— Begin RECORDS —

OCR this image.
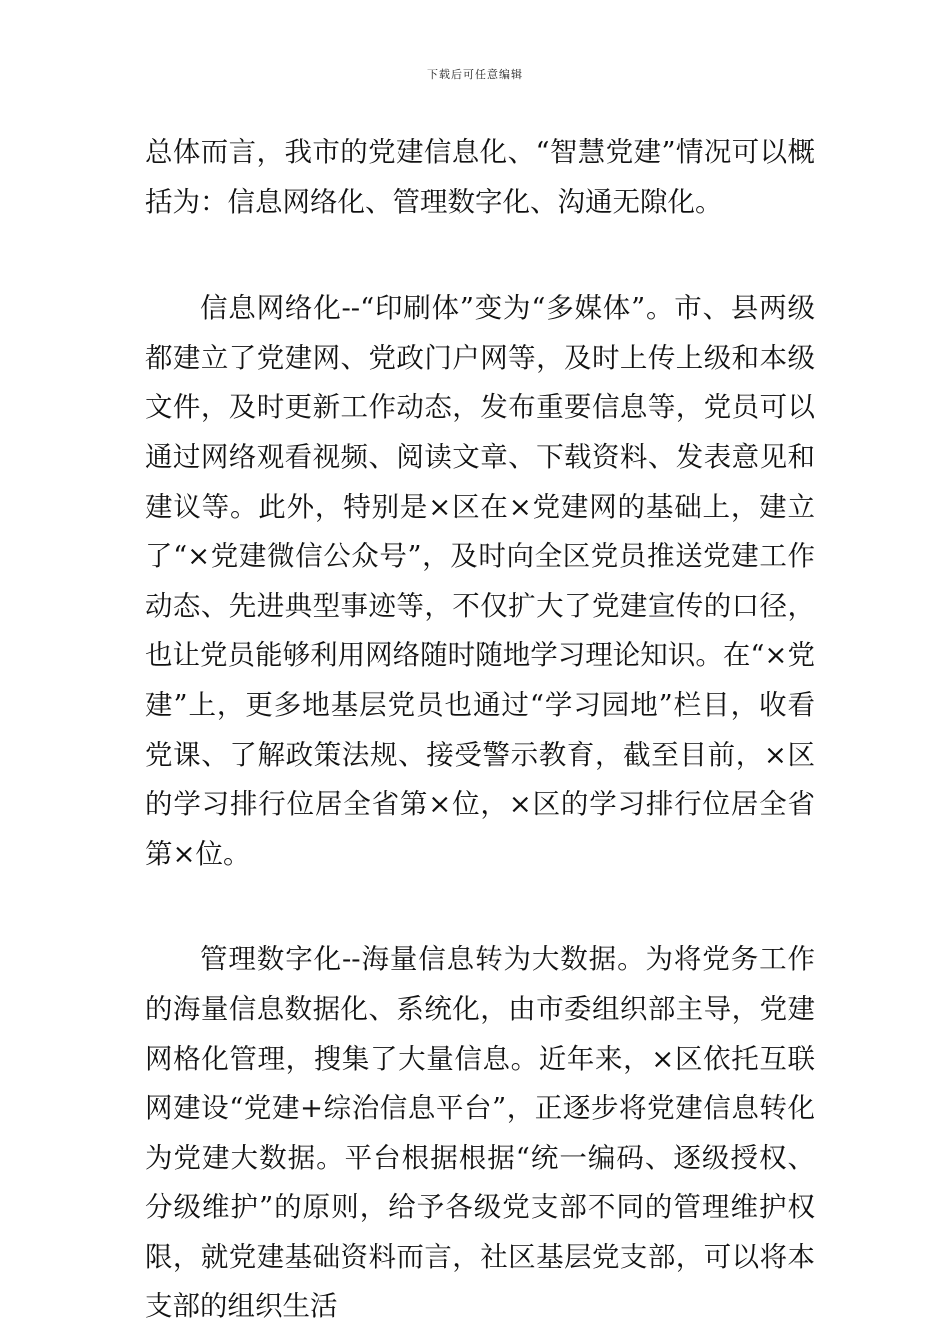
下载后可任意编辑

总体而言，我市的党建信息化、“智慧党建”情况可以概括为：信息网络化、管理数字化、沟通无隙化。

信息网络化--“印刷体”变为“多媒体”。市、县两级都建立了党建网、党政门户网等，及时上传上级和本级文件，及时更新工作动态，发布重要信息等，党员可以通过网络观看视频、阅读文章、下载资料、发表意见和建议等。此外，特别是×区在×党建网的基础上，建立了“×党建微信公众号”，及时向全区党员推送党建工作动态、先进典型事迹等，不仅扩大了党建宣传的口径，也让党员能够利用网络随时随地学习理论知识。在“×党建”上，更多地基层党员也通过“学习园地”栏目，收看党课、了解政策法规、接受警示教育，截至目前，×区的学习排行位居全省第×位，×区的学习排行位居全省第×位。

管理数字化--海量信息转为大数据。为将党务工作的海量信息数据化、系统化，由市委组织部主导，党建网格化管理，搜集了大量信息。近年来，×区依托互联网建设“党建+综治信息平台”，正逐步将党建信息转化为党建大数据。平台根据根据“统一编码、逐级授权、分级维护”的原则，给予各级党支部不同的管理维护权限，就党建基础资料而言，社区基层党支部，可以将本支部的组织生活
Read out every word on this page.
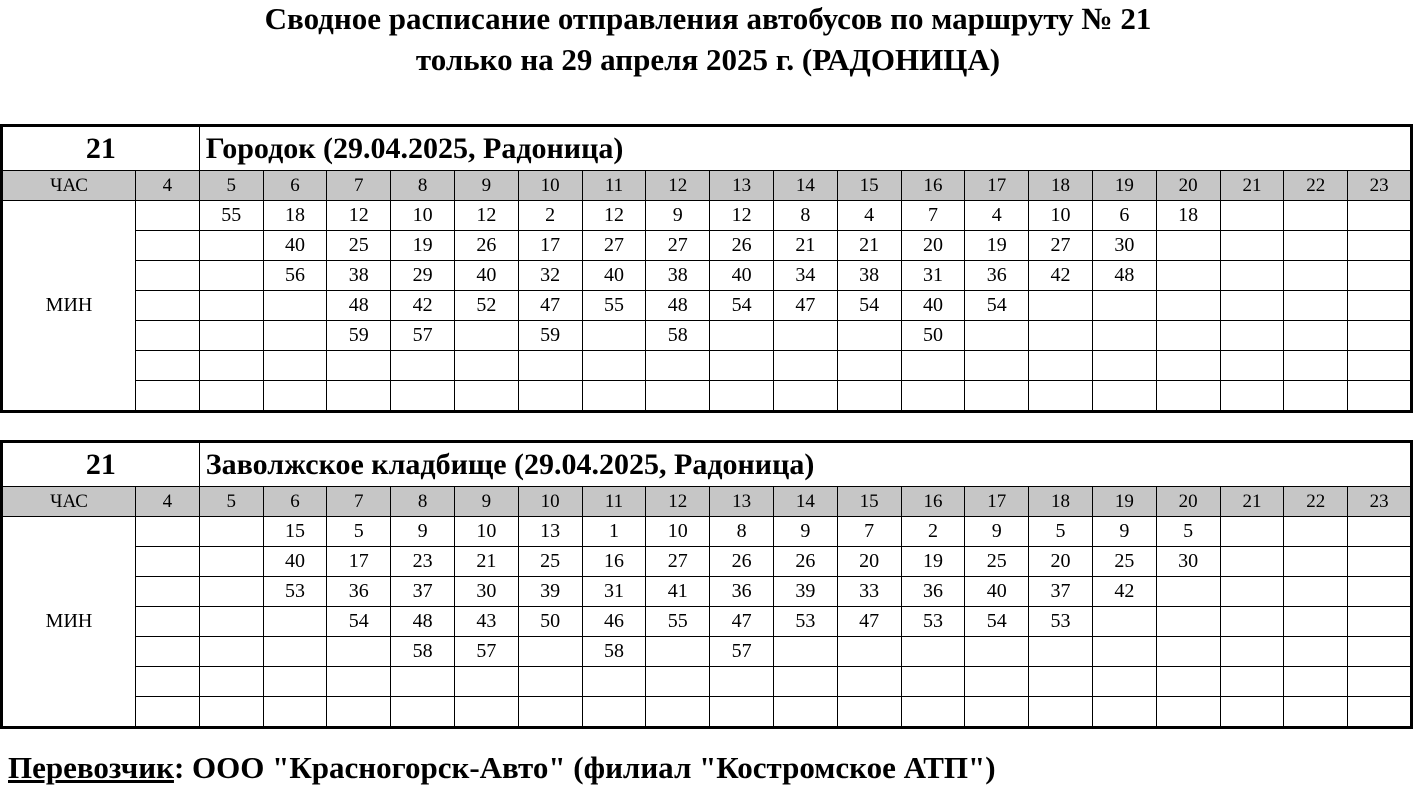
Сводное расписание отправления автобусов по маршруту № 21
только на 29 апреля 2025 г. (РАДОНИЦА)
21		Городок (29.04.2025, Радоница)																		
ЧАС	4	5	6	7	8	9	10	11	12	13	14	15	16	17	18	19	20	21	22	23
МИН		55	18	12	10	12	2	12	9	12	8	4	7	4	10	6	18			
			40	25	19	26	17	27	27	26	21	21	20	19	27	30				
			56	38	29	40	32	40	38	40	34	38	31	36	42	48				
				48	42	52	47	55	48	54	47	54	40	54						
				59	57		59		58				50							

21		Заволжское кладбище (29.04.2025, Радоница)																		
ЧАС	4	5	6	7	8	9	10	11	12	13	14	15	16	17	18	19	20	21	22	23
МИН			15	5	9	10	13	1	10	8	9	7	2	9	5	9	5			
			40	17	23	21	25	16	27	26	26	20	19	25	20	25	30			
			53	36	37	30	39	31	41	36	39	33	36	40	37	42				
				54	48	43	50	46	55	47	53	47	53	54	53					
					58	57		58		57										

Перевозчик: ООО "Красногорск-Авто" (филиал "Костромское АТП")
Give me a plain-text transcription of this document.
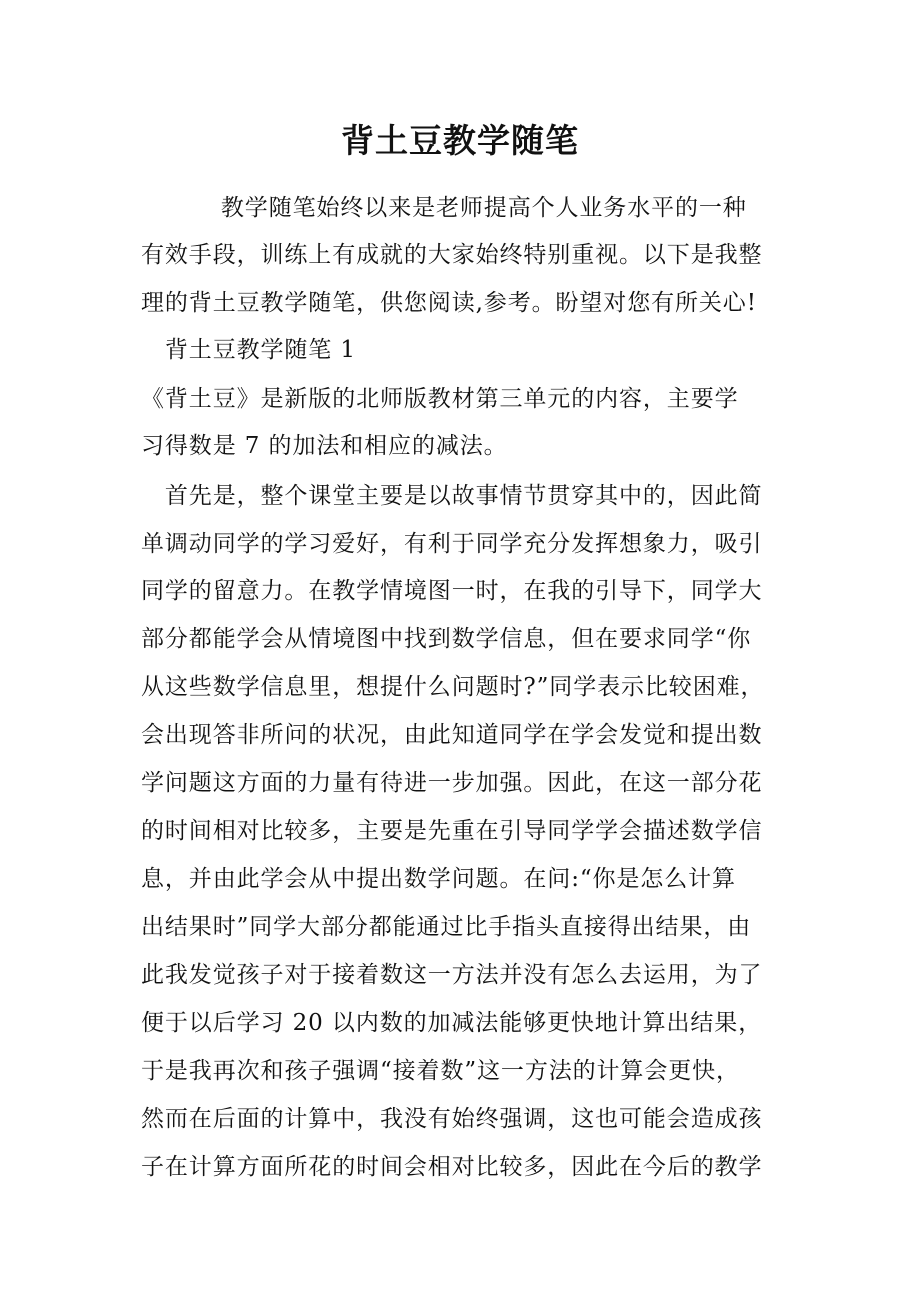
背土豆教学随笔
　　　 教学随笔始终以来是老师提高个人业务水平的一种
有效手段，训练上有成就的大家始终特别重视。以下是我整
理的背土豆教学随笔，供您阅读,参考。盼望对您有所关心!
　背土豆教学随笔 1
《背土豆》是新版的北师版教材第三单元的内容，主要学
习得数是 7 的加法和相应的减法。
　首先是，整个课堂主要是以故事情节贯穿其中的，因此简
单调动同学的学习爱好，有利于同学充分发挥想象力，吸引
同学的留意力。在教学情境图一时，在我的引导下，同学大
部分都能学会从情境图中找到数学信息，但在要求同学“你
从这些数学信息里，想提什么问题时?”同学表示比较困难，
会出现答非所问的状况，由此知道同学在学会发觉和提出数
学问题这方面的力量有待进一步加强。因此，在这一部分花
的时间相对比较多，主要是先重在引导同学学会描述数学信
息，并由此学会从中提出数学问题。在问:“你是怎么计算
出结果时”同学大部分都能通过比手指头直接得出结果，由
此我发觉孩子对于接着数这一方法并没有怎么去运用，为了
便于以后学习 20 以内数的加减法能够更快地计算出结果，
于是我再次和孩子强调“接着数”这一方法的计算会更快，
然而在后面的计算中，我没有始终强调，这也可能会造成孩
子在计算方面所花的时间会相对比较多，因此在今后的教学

— End RECORDS —

PROBLEM DETAILS: Make an exact copy of all the material, but keep the pictures out of it.

OUTPUT BELOW:
OCR this image.
下载后可任意编辑

总体而言，我市的党建信息化、“智慧党建”情况可以概括为：信息网络化、管理数字化、沟通无隙化。

信息网络化--“印刷体”变为“多媒体”。市、县两级都建立了党建网、党政门户网等，及时上传上级和本级文件，及时更新工作动态，发布重要信息等，党员可以通过网络观看视频、阅读文章、下载资料、发表意见和建议等。此外，特别是×区在×党建网的基础上，建立了“×党建微信公众号”，及时向全区党员推送党建工作动态、先进典型事迹等，不仅扩大了党建宣传的口径，也让党员能够利用网络随时随地学习理论知识。在“×党建”上，更多地基层党员也通过“学习园地”栏目，收看党课、了解政策法规、接受警示教育，截至目前，×区的学习排行位居全省第×位，×区的学习排行位居全省第×位。

管理数字化--海量信息转为大数据。为将党务工作的海量信息数据化、系统化，由市委组织部主导，党建网格化管理，搜集了大量信息。近年来，×区依托互联网建设“党建+综治信息平台”，正逐步将党建信息转化为党建大数据。平台根据根据“统一编码、逐级授权、分级维护”的原则，给予各级党支部不同的管理维护权限，就党建基础资料而言，社区基层党支部，可以将本支部的组织生活
Read out every word on this page.
Сводное расписание отправления автобусов по маршруту № 21
только на 29 апреля 2025 г. (РАДОНИЦА)
21		Городок (29.04.2025, Радоница)																		
ЧАС	4	5	6	7	8	9	10	11	12	13	14	15	16	17	18	19	20	21	22	23
МИН		55	18	12	10	12	2	12	9	12	8	4	7	4	10	6	18			
			40	25	19	26	17	27	27	26	21	21	20	19	27	30				
			56	38	29	40	32	40	38	40	34	38	31	36	42	48				
				48	42	52	47	55	48	54	47	54	40	54						
				59	57		59		58				50							

21		Заволжское кладбище (29.04.2025, Радоница)																		
ЧАС	4	5	6	7	8	9	10	11	12	13	14	15	16	17	18	19	20	21	22	23
МИН			15	5	9	10	13	1	10	8	9	7	2	9	5	9	5			
			40	17	23	21	25	16	27	26	26	20	19	25	20	25	30			
			53	36	37	30	39	31	41	36	39	33	36	40	37	42				
				54	48	43	50	46	55	47	53	47	53	54	53					
					58	57		58		57										

Перевозчик: ООО "Красногорск-Авто" (филиал "Костромское АТП")
Give me a plain-text transcription of this document.
背土豆教学随笔
　　　 教学随笔始终以来是老师提高个人业务水平的一种
有效手段，训练上有成就的大家始终特别重视。以下是我整
理的背土豆教学随笔，供您阅读,参考。盼望对您有所关心!
　背土豆教学随笔 1
《背土豆》是新版的北师版教材第三单元的内容，主要学
习得数是 7 的加法和相应的减法。
　首先是，整个课堂主要是以故事情节贯穿其中的，因此简
单调动同学的学习爱好，有利于同学充分发挥想象力，吸引
同学的留意力。在教学情境图一时，在我的引导下，同学大
部分都能学会从情境图中找到数学信息，但在要求同学“你
从这些数学信息里，想提什么问题时?”同学表示比较困难，
会出现答非所问的状况，由此知道同学在学会发觉和提出数
学问题这方面的力量有待进一步加强。因此，在这一部分花
的时间相对比较多，主要是先重在引导同学学会描述数学信
息，并由此学会从中提出数学问题。在问:“你是怎么计算
出结果时”同学大部分都能通过比手指头直接得出结果，由
此我发觉孩子对于接着数这一方法并没有怎么去运用，为了
便于以后学习 20 以内数的加减法能够更快地计算出结果，
于是我再次和孩子强调“接着数”这一方法的计算会更快，
然而在后面的计算中，我没有始终强调，这也可能会造成孩
子在计算方面所花的时间会相对比较多，因此在今后的教学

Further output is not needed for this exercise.